— BEGIN Given data —

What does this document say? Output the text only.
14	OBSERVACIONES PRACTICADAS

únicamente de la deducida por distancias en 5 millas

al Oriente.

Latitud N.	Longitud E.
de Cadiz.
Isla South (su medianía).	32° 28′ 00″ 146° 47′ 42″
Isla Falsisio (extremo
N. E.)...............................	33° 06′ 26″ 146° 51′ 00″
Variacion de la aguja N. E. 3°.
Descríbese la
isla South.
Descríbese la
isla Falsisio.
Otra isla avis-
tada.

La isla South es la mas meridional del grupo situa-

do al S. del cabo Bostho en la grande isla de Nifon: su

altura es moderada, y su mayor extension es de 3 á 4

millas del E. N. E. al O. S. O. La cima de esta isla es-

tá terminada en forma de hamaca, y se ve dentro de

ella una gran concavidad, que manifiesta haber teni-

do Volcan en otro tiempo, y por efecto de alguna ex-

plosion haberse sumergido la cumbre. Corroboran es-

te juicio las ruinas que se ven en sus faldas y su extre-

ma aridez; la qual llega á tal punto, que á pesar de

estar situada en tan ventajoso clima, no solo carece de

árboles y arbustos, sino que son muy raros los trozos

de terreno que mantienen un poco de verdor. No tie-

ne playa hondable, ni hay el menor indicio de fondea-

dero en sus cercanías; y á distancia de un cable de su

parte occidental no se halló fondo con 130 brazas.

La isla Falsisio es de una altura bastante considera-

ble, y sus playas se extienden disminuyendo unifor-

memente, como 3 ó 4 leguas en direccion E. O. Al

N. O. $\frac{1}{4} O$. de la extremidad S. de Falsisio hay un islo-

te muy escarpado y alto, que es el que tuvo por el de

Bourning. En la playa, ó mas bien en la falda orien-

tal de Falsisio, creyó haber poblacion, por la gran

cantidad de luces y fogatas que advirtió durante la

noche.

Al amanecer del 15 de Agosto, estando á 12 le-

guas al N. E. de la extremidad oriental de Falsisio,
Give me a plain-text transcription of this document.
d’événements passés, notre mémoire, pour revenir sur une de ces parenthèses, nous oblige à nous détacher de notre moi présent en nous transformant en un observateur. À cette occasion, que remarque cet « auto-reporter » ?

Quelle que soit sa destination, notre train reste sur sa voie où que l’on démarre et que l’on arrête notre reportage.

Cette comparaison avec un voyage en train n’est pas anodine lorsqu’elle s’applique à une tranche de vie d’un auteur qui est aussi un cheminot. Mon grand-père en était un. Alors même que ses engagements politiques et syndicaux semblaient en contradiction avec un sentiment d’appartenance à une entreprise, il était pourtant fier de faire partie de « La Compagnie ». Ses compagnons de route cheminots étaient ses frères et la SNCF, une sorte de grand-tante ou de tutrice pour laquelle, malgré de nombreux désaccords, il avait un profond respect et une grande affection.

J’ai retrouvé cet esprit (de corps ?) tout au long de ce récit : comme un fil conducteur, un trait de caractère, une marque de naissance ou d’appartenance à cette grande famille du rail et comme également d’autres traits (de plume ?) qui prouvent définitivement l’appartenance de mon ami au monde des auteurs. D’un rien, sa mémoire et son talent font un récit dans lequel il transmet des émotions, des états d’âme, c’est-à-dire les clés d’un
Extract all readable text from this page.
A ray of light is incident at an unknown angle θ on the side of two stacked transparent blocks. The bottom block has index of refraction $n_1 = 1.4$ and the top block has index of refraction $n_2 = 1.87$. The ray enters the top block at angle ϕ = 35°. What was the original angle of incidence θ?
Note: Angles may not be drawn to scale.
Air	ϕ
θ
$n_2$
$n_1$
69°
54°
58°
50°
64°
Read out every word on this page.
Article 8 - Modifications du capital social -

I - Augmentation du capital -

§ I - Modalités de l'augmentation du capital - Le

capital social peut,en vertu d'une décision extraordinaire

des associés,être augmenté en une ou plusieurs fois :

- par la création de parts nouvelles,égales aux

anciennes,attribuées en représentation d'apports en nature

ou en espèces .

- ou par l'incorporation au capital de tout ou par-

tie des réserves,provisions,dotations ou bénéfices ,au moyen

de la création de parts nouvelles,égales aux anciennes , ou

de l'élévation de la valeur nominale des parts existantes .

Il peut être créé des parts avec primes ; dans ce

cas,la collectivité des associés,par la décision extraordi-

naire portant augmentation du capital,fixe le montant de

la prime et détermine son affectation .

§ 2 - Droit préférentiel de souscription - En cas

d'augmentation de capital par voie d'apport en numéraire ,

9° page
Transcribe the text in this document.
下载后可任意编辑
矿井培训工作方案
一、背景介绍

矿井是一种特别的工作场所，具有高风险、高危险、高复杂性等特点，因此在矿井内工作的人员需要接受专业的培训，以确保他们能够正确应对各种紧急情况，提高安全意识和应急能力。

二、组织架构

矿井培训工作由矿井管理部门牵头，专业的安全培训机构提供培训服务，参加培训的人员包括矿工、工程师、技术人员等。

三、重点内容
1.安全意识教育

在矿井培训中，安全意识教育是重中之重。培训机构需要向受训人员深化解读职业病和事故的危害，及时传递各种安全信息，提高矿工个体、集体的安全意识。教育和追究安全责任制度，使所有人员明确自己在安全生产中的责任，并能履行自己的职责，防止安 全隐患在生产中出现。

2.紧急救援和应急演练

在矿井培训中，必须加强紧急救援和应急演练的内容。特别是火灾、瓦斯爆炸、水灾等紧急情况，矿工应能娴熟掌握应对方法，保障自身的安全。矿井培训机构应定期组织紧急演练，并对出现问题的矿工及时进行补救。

— END Given data —

**Exercise description:**
Set down, exactly and in full, the lines from the one containing "Transcribe the text in this document." through the end of the entries; no other line belongs.

**Response for this exercise:**
Transcribe the text in this document.
下载后可任意编辑
矿井培训工作方案
一、背景介绍

矿井是一种特别的工作场所，具有高风险、高危险、高复杂性等特点，因此在矿井内工作的人员需要接受专业的培训，以确保他们能够正确应对各种紧急情况，提高安全意识和应急能力。

二、组织架构

矿井培训工作由矿井管理部门牵头，专业的安全培训机构提供培训服务，参加培训的人员包括矿工、工程师、技术人员等。

三、重点内容
1.安全意识教育

在矿井培训中，安全意识教育是重中之重。培训机构需要向受训人员深化解读职业病和事故的危害，及时传递各种安全信息，提高矿工个体、集体的安全意识。教育和追究安全责任制度，使所有人员明确自己在安全生产中的责任，并能履行自己的职责，防止安 全隐患在生产中出现。

2.紧急救援和应急演练

在矿井培训中，必须加强紧急救援和应急演练的内容。特别是火灾、瓦斯爆炸、水灾等紧急情况，矿工应能娴熟掌握应对方法，保障自身的安全。矿井培训机构应定期组织紧急演练，并对出现问题的矿工及时进行补救。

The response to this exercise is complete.